(GIVEN PASSAGE):
◆ ◆ ◆ ◆ ◆

Wednesday, December 21, 2011

Iran is close to a nuke - a military showdown is no longer avoidable

"..they have reached a point where they can assemble a bomb in a year or potentially less," 
said US Secretary of Defense Leon Panetta in a CBS interview Tuesday, Dec. 20, marking a radical change in US administration policy, he added:
 "That's a red line for us and that's a red line, obviously for the Israelis. If we have to do it we will deal with it."

... as recently as Dec. 2, the US defense secretary ... warned Israel that a military attack on Iran's nuclear facilities would hold back its bomb program by no more than a year or two and seriously damage the world economy...In the CBS interview [yesterday], ...he answered: 
"It would probably be about a year before they can do it. Perhaps a little less." That would depend on their having "a hidden facility somewhere in Iran that may be enriching fuel."...The United States does not want Iran to develop a nuclear weapon. That's a red line for us and that's a red line, obviously, for the Israelis. If we have to do it we will deal with it....There are no options off the table. A nuclear weapon in Iran is unacceptable.
...Panetta made no mention of sanctions in this interview – not even of the ultimate penalties of an embargo on its oil trade and blacklisting its central bank.
debkafile's intelligence sources link this radical change of posture, and its implied open door to joint US-Israeli military action, to the discussion on the Iranian nuclear issue President Barack Obama had with Israeli Defense Minister Ehud Barak in Washington last Friday, Dec. 16 ... at about the same time as Leon Panetta was meeting with Turkish leaders in Ankara. Both meetings ...addressed the reality of Iran having a nuclear bomb within months.

The administration's change of course finds expression in six areas:
  1. Panetta ... now accepts that Tehran may be only months away from [a nuclear bomb].
  2. His reference to "a hidden facility somewhere in Iran that may be enriching fuel" reflects the growing conviction among Western and Middle East intelligence experts that Iran has fast-tracked its high-grade uranium enrichment in underground facilities.

◆ ◆ ◆ ◆ ◆

(RAW DATA):
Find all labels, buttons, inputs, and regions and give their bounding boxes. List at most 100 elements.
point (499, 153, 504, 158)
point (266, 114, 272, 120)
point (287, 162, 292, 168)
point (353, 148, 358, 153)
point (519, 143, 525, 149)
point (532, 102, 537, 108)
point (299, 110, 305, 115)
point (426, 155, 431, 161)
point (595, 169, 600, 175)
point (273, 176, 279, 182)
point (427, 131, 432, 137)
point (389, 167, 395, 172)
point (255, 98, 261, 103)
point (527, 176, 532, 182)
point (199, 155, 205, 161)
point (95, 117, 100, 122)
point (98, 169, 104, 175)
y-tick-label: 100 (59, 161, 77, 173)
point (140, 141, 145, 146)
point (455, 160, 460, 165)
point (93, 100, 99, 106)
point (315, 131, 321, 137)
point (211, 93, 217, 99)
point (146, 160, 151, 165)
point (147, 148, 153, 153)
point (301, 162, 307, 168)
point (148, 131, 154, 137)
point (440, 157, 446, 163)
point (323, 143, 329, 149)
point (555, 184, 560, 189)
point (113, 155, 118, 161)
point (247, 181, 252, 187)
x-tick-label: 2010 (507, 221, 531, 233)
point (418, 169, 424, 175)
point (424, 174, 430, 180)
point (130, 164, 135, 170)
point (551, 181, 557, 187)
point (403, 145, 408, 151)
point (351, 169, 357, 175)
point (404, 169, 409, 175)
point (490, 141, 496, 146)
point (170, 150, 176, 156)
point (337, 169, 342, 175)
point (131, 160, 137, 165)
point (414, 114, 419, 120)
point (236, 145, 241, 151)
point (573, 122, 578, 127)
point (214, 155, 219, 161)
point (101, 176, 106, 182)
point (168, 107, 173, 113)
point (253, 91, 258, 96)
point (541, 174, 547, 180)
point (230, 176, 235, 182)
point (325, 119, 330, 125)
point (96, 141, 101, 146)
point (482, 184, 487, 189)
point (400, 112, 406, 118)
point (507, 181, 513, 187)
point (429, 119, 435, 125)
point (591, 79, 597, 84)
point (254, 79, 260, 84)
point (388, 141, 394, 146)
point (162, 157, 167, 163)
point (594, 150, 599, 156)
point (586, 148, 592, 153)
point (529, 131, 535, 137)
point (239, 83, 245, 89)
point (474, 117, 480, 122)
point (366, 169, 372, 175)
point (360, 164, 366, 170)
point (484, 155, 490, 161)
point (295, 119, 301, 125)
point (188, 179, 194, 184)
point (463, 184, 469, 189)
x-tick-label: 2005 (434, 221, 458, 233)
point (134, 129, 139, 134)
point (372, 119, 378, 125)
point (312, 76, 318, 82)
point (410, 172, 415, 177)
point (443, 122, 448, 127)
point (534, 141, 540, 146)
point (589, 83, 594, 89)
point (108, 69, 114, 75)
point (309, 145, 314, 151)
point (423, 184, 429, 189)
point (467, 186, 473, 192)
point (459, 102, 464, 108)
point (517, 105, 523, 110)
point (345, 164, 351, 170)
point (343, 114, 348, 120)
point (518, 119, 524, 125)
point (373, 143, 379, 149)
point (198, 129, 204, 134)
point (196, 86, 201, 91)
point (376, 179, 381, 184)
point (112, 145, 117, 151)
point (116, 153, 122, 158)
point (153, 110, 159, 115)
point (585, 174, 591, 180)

◆ ◆ ◆ ◆ ◆

(COMPLETE THE FOLLOWING):
A - Answer these questions from the text on Iran's nuclear program:
(i) On what day did Leon Panetta give the CBS interview?
(ii) Whom did President Barack Obama meet in Washington on Dec. 16?
(iii) In which city was Panetta meeting with Turkish leaders?
B - Carry on the text on Iran's nuclear program from its last sentence.

(EXPECTED RESPONSES):
A -
(i) Tuesday, Dec. 20
(ii) Israeli Defense Minister Ehud Barak
(iii) Ankara

B -
  3. He is no longer warning Israel against attacking Iran and appears to be taking the opposite tack...
  4. It is the last moment for the US to avert the Middle East's plunge into a nuclear race. Dec. 5, the former Saudi intelligence chief, Prince Turki al-Faisal said that after failing to persuade Israel and Iran to give up their nuclear weapons, Riyadh had no option but to develop its own; and Turkish leader have been saying to the  Obama administration that if Iran has a nuclear weapon, so too will Turkey.The administration is now facing the bleak realization that a disastrous nuclear race in this volatile region can be deflected only by military action to cut down and destroy Iran's nuclear weapons program.
  5. Iran's capture of the American RQ-170 stealth drone on Dec. 4 brought home to US military and intelligence planners that a military showdown between the US and Iran is no longer avoidable and if America does not take the initiative, Iran will keep on driving it into corners until there is no other option but to hit back.
  6. The sudden death of the North Korean leader Kim Jong II and the period of uncertainty facing his successor Kim Jong-un could potentially lead to Pyongyang - or factions fighting for power – stepping up its involvement in Iran's nuclear weapon and missile development programs.